◆ DIRECTION
Quote all lines below exactly. Images stay out.

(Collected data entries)
- - - - -
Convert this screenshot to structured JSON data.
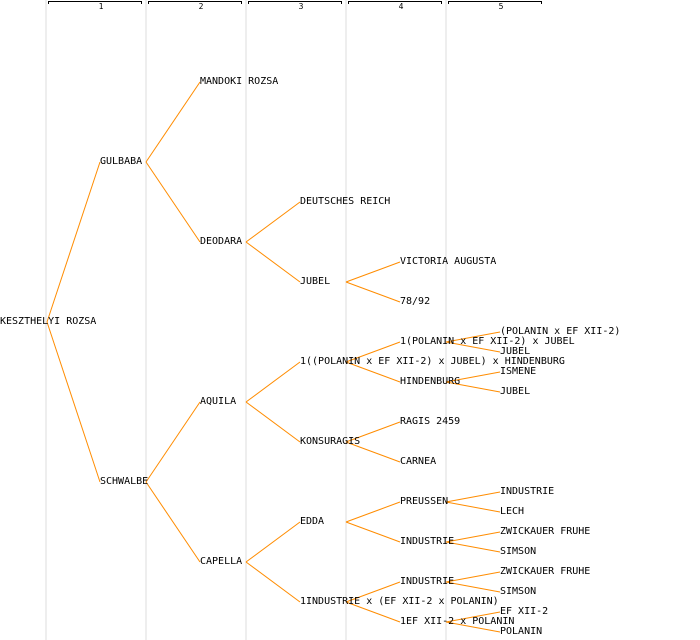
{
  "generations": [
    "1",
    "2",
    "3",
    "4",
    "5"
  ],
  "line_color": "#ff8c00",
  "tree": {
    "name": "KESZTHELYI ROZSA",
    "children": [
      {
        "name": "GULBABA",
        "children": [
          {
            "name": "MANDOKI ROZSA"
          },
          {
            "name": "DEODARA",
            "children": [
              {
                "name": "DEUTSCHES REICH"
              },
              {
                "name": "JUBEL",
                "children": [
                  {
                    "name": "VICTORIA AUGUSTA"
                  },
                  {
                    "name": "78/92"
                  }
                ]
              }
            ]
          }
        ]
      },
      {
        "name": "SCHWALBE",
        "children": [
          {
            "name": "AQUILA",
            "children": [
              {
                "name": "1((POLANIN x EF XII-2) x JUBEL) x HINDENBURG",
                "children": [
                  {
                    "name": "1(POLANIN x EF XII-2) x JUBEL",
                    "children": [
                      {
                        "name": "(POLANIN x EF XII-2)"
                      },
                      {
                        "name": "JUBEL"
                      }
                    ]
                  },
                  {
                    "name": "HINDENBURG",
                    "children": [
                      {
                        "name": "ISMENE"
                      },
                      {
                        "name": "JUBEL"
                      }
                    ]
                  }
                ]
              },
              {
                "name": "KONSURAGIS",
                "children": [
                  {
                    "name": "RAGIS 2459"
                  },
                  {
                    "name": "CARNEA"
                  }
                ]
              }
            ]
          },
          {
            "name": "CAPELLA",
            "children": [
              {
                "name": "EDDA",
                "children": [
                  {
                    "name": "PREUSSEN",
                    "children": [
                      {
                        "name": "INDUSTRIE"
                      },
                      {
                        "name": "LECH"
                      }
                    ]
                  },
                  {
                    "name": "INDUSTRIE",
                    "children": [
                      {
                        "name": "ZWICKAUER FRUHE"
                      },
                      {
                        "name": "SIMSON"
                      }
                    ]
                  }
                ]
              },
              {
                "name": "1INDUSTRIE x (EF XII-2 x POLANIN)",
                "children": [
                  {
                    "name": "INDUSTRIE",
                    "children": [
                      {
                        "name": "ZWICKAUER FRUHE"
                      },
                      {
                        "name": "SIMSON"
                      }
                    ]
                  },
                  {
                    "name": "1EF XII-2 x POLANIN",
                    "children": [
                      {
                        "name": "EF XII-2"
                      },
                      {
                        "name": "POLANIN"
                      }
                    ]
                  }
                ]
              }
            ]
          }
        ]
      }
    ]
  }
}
- - - - -
◆ RESULT OF THIS EXERCISE
Convert this screenshot to structured JSON data.
{
  "generations": [
    "1",
    "2",
    "3",
    "4",
    "5"
  ],
  "line_color": "#ff8c00",
  "tree": {
    "name": "KESZTHELYI ROZSA",
    "children": [
      {
        "name": "GULBABA",
        "children": [
          {
            "name": "MANDOKI ROZSA"
          },
          {
            "name": "DEODARA",
            "children": [
              {
                "name": "DEUTSCHES REICH"
              },
              {
                "name": "JUBEL",
                "children": [
                  {
                    "name": "VICTORIA AUGUSTA"
                  },
                  {
                    "name": "78/92"
                  }
                ]
              }
            ]
          }
        ]
      },
      {
        "name": "SCHWALBE",
        "children": [
          {
            "name": "AQUILA",
            "children": [
              {
                "name": "1((POLANIN x EF XII-2) x JUBEL) x HINDENBURG",
                "children": [
                  {
                    "name": "1(POLANIN x EF XII-2) x JUBEL",
                    "children": [
                      {
                        "name": "(POLANIN x EF XII-2)"
                      },
                      {
                        "name": "JUBEL"
                      }
                    ]
                  },
                  {
                    "name": "HINDENBURG",
                    "children": [
                      {
                        "name": "ISMENE"
                      },
                      {
                        "name": "JUBEL"
                      }
                    ]
                  }
                ]
              },
              {
                "name": "KONSURAGIS",
                "children": [
                  {
                    "name": "RAGIS 2459"
                  },
                  {
                    "name": "CARNEA"
                  }
                ]
              }
            ]
          },
          {
            "name": "CAPELLA",
            "children": [
              {
                "name": "EDDA",
                "children": [
                  {
                    "name": "PREUSSEN",
                    "children": [
                      {
                        "name": "INDUSTRIE"
                      },
                      {
                        "name": "LECH"
                      }
                    ]
                  },
                  {
                    "name": "INDUSTRIE",
                    "children": [
                      {
                        "name": "ZWICKAUER FRUHE"
                      },
                      {
                        "name": "SIMSON"
                      }
                    ]
                  }
                ]
              },
              {
                "name": "1INDUSTRIE x (EF XII-2 x POLANIN)",
                "children": [
                  {
                    "name": "INDUSTRIE",
                    "children": [
                      {
                        "name": "ZWICKAUER FRUHE"
                      },
                      {
                        "name": "SIMSON"
                      }
                    ]
                  },
                  {
                    "name": "1EF XII-2 x POLANIN",
                    "children": [
                      {
                        "name": "EF XII-2"
                      },
                      {
                        "name": "POLANIN"
                      }
                    ]
                  }
                ]
              }
            ]
          }
        ]
      }
    ]
  }
}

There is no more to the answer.